▶ **CONSIGNE**
Mettez à jour le passage du texte sur la sculpture et l'architecture compris entre « Cependant on a » et « jardins, balustrades, etc.). », inclus. Recopiez-le en remplaçant « sculpture » par « statuaire ».

▶ **EXTRAIT DU TEXTE**
--

Cependant on a perdu le sens architectural au point que l'inutilité d'un monument apparaît aujourd'hui comme une chose insolite et presqu'une monstruosité.
Au contraire, on admet fort bien qu'un sculpteur fasse un ouvrage inutile et cependant quand la sculpture est désintéressée, elle est ridicule.
Statue de héros, ou d'animal sacré, ou de divinité, la sculpture a pour but pratique de représenter des simulacres et cette nécessité artistique a été comprise de tout temps, elle est la cause de l'anthropomorphisme des divinités, car la forme humaine est celle qui trouve le plus facilement sa justification naturelle et qui permet aussi le plus de fantaisie à l'artiste.
Dès que la sculpture s'écarte du portrait, elle n'est plus qu'une technique décorative destinée à donner de l'intensité à l'architecture (réverbères, statues allégoriques des jardins, balustrades, etc.).

--

▶ **ENTRÉES RÉPERTORIÉES**

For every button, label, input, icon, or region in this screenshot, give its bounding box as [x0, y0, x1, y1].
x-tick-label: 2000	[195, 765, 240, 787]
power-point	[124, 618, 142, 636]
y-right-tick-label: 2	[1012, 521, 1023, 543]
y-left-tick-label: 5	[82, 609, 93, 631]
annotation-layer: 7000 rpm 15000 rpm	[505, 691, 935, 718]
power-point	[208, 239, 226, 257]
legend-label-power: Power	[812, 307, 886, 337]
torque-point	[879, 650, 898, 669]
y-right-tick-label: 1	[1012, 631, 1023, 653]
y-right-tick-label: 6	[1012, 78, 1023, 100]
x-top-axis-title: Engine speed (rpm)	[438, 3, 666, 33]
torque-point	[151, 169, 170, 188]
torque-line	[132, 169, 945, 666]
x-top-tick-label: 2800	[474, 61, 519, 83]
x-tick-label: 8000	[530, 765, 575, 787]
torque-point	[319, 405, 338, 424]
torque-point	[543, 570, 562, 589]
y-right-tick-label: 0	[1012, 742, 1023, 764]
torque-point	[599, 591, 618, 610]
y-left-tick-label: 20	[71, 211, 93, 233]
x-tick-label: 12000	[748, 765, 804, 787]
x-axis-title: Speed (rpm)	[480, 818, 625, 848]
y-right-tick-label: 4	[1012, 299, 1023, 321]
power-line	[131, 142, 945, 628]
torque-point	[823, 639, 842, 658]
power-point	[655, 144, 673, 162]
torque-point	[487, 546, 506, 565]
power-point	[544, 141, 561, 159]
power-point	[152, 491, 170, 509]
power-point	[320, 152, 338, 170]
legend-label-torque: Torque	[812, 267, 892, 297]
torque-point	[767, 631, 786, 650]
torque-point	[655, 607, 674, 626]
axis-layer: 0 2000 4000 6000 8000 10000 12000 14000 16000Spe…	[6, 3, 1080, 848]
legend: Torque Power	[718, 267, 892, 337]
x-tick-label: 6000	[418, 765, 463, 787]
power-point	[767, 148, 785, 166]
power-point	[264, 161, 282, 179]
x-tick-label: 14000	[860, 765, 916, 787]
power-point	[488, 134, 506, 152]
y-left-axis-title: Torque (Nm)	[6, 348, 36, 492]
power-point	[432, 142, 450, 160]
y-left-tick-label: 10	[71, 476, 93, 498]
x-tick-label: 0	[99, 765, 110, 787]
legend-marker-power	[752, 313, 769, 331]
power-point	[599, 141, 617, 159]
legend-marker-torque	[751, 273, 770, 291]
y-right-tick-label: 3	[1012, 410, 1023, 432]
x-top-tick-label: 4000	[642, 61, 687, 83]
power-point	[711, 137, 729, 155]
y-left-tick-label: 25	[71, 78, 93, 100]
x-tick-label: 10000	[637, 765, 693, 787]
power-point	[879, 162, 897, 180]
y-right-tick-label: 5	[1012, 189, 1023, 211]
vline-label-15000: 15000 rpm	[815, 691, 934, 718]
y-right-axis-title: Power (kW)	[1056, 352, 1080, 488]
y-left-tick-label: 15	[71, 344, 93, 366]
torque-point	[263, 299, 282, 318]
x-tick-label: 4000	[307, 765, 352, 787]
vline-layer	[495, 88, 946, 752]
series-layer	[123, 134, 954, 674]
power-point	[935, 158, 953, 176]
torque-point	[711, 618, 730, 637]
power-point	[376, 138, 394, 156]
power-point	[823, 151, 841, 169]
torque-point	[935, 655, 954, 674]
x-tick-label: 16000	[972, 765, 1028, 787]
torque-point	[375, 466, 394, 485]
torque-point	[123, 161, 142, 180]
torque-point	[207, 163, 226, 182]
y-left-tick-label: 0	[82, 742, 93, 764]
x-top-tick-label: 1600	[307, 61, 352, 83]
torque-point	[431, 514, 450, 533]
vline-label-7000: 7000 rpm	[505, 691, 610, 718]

--

▶ **RÉPONSE ATTENDUE**
Cependant on a perdu le sens architectural au point que l'inutilité d'un monument apparaît aujourd'hui comme une chose insolite et presqu'une monstruosité.
Au contraire, on admet fort bien qu'un sculpteur fasse un ouvrage inutile et cependant quand la statuaire est désintéressée, elle est ridicule.
Statue de héros, ou d'animal sacré, ou de divinité, la statuaire a pour but pratique de représenter des simulacres et cette nécessité artistique a été comprise de tout temps, elle est la cause de l'anthropomorphisme des divinités, car la forme humaine est celle qui trouve le plus facilement sa justification naturelle et qui permet aussi le plus de fantaisie à l'artiste.
Dès que la statuaire s'écarte du portrait, elle n'est plus qu'une technique décorative destinée à donner de l'intensité à l'architecture (réverbères, statues allégoriques des jardins, balustrades, etc.).